### PROVIDED RECORDS

● ● ● ●

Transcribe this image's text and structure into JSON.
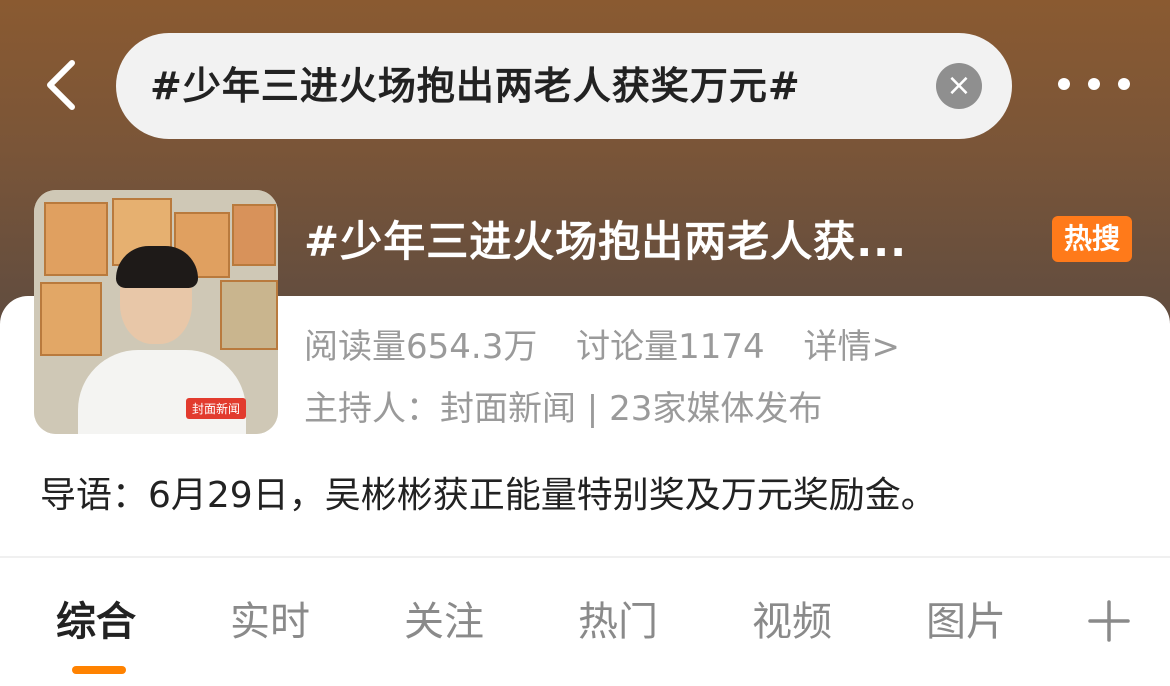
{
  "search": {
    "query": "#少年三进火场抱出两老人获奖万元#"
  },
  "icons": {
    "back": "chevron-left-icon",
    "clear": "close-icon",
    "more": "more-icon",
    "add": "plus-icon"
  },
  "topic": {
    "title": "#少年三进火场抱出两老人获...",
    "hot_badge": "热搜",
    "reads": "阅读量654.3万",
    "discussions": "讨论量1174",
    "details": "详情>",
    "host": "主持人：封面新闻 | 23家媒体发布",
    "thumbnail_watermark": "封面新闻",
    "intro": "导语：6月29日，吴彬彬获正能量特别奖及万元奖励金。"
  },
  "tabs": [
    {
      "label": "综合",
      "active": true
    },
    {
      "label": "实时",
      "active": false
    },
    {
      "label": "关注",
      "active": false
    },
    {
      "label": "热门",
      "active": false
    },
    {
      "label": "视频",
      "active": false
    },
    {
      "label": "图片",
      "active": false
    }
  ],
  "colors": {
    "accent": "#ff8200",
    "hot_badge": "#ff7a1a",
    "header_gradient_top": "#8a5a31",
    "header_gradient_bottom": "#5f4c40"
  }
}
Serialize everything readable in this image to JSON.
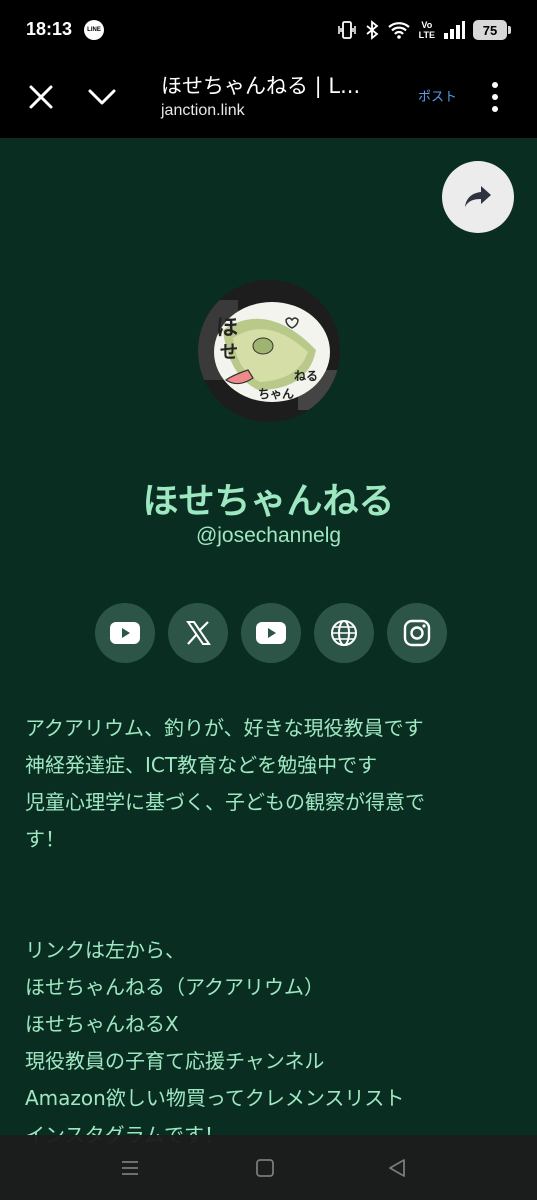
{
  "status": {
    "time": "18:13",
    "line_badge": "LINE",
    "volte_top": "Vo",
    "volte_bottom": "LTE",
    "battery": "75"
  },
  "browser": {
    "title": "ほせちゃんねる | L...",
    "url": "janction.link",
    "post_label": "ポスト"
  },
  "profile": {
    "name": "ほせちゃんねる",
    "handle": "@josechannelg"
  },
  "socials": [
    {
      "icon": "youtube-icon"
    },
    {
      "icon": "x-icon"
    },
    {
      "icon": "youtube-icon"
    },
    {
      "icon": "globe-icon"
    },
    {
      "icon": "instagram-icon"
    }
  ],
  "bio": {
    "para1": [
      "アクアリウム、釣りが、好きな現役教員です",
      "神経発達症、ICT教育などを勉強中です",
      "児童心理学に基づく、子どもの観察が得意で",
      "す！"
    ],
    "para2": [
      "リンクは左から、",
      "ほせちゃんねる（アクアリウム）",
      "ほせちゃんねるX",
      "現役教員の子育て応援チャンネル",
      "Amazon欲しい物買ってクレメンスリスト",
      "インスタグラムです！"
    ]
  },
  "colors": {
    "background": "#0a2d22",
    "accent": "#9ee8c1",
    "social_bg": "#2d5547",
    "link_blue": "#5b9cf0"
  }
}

● ● ● ●

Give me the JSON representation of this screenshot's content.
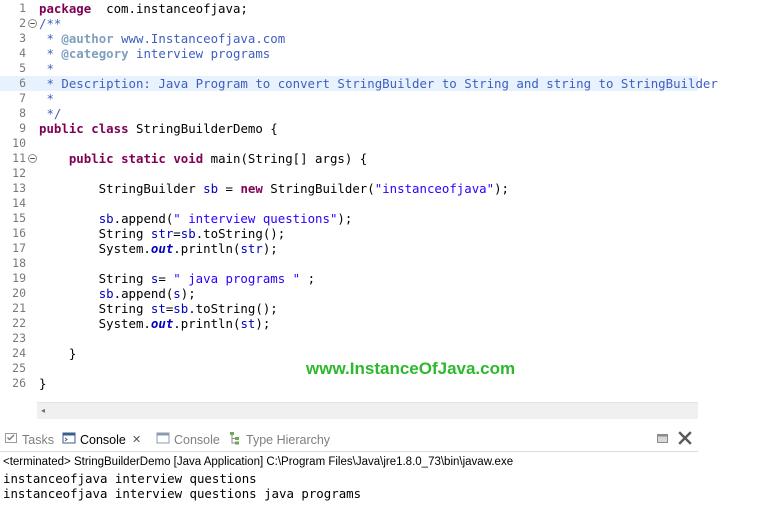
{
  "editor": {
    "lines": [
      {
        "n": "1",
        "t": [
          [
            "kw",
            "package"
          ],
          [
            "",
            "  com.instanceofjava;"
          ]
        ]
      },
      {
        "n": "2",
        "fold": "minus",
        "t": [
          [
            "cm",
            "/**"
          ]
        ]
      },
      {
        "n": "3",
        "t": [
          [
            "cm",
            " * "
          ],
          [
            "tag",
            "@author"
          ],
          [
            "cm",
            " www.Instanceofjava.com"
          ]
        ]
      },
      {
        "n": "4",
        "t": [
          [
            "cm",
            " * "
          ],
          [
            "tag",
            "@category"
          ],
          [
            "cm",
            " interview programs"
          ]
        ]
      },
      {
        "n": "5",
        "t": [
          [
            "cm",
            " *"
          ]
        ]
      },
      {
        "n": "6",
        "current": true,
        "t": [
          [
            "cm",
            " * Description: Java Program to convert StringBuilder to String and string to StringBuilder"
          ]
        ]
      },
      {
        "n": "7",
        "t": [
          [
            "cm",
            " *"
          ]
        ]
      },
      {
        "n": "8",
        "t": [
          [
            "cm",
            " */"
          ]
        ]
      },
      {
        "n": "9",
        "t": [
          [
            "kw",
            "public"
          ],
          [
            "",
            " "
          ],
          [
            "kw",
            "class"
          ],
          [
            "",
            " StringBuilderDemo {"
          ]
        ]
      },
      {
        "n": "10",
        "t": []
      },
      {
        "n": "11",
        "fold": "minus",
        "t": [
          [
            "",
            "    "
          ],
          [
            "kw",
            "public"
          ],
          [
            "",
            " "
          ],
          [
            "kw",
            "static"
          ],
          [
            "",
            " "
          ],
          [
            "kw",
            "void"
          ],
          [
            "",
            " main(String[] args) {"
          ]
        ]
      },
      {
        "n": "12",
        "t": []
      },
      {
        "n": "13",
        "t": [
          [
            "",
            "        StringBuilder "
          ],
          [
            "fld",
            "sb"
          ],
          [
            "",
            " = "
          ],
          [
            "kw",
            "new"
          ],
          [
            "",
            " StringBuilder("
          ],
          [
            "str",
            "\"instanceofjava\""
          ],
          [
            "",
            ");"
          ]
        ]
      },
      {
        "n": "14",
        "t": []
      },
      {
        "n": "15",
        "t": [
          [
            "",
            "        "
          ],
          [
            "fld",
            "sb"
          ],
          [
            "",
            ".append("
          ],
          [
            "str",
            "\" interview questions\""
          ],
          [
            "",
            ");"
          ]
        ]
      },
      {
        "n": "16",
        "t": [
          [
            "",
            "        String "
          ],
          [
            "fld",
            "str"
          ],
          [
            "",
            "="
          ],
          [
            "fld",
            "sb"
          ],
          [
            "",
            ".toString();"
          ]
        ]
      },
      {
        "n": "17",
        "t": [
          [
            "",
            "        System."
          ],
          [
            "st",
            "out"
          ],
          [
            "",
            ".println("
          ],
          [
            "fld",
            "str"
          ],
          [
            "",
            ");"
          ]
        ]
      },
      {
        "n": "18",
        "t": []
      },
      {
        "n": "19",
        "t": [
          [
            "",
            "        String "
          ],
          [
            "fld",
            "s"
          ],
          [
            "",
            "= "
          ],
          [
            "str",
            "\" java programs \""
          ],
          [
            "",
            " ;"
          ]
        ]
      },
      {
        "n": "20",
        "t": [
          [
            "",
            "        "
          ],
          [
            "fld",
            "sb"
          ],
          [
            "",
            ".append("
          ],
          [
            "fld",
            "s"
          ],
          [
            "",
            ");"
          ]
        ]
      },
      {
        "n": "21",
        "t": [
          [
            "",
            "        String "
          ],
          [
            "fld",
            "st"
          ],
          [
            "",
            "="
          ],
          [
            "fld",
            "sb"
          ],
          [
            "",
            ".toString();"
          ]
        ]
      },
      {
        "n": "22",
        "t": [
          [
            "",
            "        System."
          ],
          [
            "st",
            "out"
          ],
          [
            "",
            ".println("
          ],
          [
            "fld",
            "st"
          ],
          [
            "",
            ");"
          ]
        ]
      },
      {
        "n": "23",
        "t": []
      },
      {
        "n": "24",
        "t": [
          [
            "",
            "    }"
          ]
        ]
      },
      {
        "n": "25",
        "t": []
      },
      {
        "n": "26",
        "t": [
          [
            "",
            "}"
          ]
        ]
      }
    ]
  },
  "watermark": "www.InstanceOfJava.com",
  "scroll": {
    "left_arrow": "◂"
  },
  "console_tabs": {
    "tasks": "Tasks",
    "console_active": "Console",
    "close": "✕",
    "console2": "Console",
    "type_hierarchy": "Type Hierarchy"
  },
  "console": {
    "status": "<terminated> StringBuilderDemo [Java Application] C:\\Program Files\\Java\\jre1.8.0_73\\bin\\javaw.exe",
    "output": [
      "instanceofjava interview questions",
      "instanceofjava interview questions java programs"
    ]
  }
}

● ● ● ●

### GIVEN REQUEST
Isolate each line of the listing above that includes "封面新闻". Copy it.

### WRITTEN RESPONSE
    "host": "主持人：封面新闻 | 23家媒体发布",
    "thumbnail_watermark": "封面新闻",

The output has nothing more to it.